Go through the entries below and copy each line containing the word "Code".

---------- Input

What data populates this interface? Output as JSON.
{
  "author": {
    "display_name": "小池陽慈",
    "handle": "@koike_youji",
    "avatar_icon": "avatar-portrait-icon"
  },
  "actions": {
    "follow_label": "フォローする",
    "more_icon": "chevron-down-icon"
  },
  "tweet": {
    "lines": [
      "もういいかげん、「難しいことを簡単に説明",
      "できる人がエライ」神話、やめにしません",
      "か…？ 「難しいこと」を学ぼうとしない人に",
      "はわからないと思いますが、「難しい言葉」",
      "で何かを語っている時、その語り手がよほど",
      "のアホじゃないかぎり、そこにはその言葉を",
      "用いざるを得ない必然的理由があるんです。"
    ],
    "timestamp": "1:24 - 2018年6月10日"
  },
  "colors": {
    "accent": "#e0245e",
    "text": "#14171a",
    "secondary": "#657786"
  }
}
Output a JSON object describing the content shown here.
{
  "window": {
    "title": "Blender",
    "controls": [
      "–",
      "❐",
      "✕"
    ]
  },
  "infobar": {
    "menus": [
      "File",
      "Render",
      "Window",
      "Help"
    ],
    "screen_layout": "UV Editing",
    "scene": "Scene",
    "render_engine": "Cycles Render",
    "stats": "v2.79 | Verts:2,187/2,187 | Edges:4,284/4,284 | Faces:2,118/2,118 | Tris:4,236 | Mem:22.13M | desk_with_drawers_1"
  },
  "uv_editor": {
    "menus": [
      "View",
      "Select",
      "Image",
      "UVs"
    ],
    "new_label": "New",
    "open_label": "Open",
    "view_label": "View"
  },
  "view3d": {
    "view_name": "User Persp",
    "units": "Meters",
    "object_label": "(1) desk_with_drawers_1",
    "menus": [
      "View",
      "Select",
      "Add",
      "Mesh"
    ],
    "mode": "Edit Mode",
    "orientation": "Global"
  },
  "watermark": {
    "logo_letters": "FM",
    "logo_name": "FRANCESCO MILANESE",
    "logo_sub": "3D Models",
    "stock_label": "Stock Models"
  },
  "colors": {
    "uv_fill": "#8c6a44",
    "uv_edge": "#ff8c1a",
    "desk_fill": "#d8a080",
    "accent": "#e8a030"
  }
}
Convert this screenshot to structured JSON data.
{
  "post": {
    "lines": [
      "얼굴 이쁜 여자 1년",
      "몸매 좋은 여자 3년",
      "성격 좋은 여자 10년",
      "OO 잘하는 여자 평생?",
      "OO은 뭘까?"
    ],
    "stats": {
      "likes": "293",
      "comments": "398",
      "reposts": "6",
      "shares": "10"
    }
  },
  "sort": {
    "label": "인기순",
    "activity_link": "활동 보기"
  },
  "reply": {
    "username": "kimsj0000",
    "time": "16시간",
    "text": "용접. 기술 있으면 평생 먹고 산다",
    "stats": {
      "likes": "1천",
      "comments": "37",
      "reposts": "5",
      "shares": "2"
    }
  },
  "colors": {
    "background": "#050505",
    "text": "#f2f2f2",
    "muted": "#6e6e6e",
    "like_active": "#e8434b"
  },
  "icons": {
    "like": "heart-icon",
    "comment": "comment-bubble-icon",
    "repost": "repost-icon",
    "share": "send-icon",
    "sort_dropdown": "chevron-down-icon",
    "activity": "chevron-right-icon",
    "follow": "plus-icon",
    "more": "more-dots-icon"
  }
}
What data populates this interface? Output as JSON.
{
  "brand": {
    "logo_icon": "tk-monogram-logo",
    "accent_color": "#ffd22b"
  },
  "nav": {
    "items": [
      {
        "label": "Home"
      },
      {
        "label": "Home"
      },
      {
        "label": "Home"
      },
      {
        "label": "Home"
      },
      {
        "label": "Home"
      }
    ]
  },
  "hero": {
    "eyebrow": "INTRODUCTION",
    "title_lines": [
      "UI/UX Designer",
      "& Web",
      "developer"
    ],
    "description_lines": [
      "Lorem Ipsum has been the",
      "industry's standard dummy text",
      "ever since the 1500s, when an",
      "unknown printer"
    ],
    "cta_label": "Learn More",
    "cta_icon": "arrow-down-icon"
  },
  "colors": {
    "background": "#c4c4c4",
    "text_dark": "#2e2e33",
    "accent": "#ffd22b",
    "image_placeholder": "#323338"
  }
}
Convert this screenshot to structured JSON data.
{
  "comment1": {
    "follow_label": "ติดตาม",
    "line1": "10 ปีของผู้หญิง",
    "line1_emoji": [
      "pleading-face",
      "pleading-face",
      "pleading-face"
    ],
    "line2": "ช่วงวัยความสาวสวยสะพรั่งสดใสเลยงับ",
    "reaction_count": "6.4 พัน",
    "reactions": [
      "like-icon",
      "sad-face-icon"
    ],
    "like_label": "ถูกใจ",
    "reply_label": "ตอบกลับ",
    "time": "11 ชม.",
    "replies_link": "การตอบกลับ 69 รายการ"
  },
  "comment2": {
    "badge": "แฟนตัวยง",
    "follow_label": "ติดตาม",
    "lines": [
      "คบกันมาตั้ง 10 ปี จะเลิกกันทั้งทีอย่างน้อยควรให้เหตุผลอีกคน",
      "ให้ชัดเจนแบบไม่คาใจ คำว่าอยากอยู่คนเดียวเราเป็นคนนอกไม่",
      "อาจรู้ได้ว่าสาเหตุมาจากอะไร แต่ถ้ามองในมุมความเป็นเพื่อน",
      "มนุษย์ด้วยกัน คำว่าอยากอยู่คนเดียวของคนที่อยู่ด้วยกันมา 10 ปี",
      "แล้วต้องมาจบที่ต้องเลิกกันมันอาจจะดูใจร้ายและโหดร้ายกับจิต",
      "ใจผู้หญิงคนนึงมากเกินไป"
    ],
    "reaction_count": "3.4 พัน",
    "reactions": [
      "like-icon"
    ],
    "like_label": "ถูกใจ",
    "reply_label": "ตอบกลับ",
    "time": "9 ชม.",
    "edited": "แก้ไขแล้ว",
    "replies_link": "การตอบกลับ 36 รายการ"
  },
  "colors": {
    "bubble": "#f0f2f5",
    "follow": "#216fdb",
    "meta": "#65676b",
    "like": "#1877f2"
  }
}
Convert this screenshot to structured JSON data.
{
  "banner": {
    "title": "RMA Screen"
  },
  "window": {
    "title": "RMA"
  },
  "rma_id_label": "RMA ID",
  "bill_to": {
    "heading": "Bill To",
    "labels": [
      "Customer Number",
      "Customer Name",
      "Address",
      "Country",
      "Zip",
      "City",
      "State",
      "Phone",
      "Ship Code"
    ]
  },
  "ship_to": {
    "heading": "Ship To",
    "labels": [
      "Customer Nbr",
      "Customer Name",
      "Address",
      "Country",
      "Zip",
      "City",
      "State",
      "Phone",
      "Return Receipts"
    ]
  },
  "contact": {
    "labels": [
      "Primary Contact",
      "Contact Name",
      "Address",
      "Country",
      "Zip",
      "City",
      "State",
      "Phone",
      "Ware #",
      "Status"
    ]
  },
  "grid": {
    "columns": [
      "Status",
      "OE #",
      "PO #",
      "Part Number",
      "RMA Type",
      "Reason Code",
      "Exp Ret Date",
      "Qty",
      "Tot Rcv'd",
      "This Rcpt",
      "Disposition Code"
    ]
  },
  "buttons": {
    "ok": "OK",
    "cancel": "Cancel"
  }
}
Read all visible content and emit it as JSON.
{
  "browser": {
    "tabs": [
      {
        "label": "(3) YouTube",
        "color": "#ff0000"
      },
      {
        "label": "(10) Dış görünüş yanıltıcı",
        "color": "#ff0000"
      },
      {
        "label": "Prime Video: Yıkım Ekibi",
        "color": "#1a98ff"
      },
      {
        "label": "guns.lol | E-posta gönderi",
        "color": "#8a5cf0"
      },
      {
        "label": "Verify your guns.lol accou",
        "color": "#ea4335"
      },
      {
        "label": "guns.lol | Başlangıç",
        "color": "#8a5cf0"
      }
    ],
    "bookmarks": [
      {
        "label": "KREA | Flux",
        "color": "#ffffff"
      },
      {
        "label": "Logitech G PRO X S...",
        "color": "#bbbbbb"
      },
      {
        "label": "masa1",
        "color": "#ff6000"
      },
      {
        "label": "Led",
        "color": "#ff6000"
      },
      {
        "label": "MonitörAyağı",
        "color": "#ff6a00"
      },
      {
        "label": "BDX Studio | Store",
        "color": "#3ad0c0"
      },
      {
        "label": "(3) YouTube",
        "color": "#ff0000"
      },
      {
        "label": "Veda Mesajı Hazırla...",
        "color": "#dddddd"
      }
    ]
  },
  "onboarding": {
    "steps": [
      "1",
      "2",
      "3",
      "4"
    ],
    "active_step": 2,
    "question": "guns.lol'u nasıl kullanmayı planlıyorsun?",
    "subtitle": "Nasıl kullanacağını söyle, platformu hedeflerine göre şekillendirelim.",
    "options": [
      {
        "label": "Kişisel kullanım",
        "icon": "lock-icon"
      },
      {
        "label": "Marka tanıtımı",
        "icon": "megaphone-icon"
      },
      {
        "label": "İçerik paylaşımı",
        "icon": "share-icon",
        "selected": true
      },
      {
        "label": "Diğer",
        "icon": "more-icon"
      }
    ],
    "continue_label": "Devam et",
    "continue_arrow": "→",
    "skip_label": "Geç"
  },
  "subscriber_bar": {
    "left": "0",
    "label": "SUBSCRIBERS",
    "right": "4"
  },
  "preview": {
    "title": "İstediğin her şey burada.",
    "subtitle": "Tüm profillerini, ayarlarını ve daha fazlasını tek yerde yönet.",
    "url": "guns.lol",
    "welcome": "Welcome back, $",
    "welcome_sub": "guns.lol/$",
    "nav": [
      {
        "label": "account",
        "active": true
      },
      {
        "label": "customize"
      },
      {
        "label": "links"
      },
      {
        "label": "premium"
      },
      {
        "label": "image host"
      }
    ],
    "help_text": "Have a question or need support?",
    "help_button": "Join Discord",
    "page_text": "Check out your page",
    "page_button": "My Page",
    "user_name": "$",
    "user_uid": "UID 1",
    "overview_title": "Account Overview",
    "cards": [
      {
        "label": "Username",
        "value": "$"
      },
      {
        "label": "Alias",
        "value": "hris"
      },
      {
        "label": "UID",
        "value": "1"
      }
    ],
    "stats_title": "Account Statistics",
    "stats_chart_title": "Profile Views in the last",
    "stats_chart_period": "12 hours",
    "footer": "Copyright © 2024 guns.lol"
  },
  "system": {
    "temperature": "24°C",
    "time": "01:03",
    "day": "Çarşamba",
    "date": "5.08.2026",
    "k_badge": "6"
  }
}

--------------------

Solution to this exercise
      "Ship Code"
      "Reason Code",
      "Disposition Code"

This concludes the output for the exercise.